Extrait de page:
Le dispositif portatif permet ainsi la lecture de la gestuelle et de la communication non verbale. L'échange peut se faire entre plusieurs pôles (jusqu'à quatre), avec un ou plusieurs interlocuteurs à chaque endroit. Évidemment, si le dispositif a d'abord été créé pour les artistes, d'autres types d'utilisations sont possibles, et l'équipe de la SAT s'en est rendu compte rapidement.
Plusieurs applications possibles
L'été dernier, lorsque des inondations ont frappé le village de Rivière-au-Renard, en Gaspésie, les stations de téléprésence ont joué un rôle bien particulier. «Alors qu'on a appris que la majorité du village a été détruit, une opération de solidarité s'est organisée à Montréal. Comme on avait déjà fait la transmission du Festival en chansons de Petite-Vallée, ils nous ont demandé si on ne pouvait pas faire quelque chose pour cet événement de solidarité», indique M. Barsalo.
Finalement, grâce à la technologie développée par la SAT, les sinistrés de Rivière-au-Renard et les artistes installés à Montréal ont pu établir un véritable contact. «Les artistes ont pu mettre des visages sur les gens qu'ils soutenaient. On a vu l'émotion passer entre les deux groupes», se souvient-il.
La station de téléprésence est également très utile dans un contexte d'enseignement à distance. «Le ministère de l'Éducation nous a demandé de relier des classes de formation professionnelle dans des régions éloignées, pour diminuer la pression sur les professeurs et montrer aux élèves qu'ils font partie d'un groupe. Parce que, bien souvent, dans ces régions, seulement cinq ou six élèves suivent la formation donnée par un seul professeur, alors c'est très difficile comme contexte. Toutefois, ils ne veulent pas cesser de donner la formation. Avec la téléprésence, les jeunes des régions arrivent à dédramatiser l'éloignement et peuvent partager leurs expériences avec d'autres classes, faire des activités ensemble», explique le directeur, Recherche et stratégie, à la SAT.
De plus, lors d'une conférence organisée par le Réseau d'informations scientifiques du Québec (RISQ), une classe d'un petit village en Gaspésie, Saint-Elzéar, a pu en apprendre beaucoup sur les manchots, en compagnie d'une biologiste du Biodôme de Montréal. Les élèves pouvaient voir la cinquantaine de manchots se promener autour de la spécialiste, qui se trouvait dans la partie Antarctique du Biodôme, et lui poser toutes les questions qui leur venaient en tête.

Lignes de données:

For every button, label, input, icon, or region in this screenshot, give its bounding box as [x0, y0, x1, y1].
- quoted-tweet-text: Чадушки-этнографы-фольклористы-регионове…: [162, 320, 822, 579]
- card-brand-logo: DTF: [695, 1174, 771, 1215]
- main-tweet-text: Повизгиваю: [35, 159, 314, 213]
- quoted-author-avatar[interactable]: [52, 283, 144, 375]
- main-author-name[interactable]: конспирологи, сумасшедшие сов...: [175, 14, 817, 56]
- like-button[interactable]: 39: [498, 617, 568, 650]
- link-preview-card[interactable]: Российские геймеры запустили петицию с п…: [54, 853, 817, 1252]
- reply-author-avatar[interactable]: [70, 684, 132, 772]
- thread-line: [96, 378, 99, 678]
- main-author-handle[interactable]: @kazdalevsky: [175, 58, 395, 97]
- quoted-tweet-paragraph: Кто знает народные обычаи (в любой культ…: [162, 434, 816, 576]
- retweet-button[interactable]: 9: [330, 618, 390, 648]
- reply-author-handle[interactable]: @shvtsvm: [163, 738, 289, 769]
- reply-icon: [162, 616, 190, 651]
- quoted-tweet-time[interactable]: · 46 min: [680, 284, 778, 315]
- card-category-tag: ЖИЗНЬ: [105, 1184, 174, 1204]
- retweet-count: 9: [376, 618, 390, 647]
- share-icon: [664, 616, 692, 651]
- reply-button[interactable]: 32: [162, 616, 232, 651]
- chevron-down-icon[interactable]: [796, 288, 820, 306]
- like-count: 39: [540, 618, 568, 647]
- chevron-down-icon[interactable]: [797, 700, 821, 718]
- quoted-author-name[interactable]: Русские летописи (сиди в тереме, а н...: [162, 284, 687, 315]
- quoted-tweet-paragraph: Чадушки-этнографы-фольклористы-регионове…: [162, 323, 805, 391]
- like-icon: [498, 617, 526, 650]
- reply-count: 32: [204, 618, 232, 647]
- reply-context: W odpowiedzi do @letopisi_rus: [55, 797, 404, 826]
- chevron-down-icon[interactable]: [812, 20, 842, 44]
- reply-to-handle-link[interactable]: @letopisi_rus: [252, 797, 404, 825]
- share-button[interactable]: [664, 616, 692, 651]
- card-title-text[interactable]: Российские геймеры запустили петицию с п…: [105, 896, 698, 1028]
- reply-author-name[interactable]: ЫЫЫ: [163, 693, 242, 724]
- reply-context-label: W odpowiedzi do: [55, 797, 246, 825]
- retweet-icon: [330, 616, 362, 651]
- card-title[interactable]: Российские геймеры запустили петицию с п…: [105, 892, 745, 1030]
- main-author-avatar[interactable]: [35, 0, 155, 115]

Travail demandé:
Pour chacun des énoncés ci-dessous, indiquez par oui ou par non s'il concorde avec l'extrait sur la téléprésence, en citant textuellement les mots qui permettent de trancher.
1. L'échange peut relier au plus quatre pôles.
2. Dans les régions éloignées, une dizaine d'élèves suivent habituellement la formation.
3. La biologiste du Biodôme se tenait dans la partie Antarctique.

Zone de réponse:
1. Oui : « L'échange peut se faire entre plusieurs pôles (jusqu'à quatre) »
2. Non : « seulement cinq ou six élèves suivent la formation donnée par un seul professeur »
3. Oui : « qui se trouvait dans la partie Antarctique du Biodôme »